> **Set problem**
Wherever the string "passengers" appears in a line, extract that line.

(Dataset records)
..........

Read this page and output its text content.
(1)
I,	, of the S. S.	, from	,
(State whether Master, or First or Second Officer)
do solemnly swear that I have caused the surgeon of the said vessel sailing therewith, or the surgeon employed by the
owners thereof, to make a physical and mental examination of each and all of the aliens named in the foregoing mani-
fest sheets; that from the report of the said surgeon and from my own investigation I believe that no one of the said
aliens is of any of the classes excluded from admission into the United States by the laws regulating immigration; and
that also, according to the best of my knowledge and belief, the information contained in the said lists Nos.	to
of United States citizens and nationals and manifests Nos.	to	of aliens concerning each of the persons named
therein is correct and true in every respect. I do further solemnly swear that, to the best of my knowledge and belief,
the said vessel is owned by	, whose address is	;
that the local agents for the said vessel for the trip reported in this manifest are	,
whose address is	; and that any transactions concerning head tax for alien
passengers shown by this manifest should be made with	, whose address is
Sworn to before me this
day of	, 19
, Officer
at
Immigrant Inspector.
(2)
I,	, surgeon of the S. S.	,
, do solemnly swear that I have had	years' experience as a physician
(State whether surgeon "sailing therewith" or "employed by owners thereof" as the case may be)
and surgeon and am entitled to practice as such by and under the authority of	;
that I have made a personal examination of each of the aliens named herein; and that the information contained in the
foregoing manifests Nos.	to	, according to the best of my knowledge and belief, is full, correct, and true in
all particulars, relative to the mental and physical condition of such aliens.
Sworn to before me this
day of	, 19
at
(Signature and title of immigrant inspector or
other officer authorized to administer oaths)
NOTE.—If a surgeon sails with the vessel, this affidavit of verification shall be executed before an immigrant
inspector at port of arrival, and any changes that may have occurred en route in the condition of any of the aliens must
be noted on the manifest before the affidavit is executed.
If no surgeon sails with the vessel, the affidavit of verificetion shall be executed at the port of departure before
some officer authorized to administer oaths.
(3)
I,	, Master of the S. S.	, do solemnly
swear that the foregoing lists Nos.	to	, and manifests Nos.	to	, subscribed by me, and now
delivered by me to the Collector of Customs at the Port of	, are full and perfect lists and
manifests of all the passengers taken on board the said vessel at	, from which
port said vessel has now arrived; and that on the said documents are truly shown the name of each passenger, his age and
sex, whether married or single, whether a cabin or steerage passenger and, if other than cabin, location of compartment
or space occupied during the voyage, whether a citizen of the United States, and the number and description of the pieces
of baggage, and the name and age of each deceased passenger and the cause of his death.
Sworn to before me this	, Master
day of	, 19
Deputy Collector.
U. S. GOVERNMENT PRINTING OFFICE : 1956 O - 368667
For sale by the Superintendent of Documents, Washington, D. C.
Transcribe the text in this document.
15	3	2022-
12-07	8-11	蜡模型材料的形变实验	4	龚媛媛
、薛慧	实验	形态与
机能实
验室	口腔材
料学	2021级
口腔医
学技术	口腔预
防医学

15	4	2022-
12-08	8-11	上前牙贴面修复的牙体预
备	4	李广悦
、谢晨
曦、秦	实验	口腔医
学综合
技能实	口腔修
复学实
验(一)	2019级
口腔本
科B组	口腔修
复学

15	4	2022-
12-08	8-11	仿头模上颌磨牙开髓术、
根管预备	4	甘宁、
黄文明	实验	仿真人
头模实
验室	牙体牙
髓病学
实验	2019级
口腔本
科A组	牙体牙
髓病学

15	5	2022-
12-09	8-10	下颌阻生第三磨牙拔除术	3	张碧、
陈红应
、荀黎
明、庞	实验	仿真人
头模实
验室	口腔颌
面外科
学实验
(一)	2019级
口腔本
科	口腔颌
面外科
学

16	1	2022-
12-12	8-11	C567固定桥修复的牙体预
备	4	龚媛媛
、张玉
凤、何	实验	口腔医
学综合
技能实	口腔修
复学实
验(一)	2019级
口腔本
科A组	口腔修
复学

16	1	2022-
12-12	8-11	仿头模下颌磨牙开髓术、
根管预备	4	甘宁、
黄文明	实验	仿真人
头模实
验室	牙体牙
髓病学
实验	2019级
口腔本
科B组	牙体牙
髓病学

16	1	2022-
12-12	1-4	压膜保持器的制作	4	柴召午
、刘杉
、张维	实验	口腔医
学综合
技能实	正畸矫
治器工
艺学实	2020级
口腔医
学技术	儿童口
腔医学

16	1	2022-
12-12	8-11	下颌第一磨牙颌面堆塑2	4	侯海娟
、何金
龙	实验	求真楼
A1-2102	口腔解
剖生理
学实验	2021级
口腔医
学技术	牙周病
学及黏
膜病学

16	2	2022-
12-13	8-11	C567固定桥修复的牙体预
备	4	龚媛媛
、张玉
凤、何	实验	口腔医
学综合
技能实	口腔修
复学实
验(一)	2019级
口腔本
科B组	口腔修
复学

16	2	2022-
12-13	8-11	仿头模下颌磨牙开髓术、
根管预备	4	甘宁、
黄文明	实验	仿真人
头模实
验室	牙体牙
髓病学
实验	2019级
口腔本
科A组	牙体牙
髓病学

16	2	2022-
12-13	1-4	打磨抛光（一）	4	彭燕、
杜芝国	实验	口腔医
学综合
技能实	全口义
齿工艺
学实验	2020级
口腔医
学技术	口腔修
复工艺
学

..........

> **Task output**
passengers shown by this manifest should be made with	, whose address is
manifests of all the passengers taken on board the said vessel at	, from which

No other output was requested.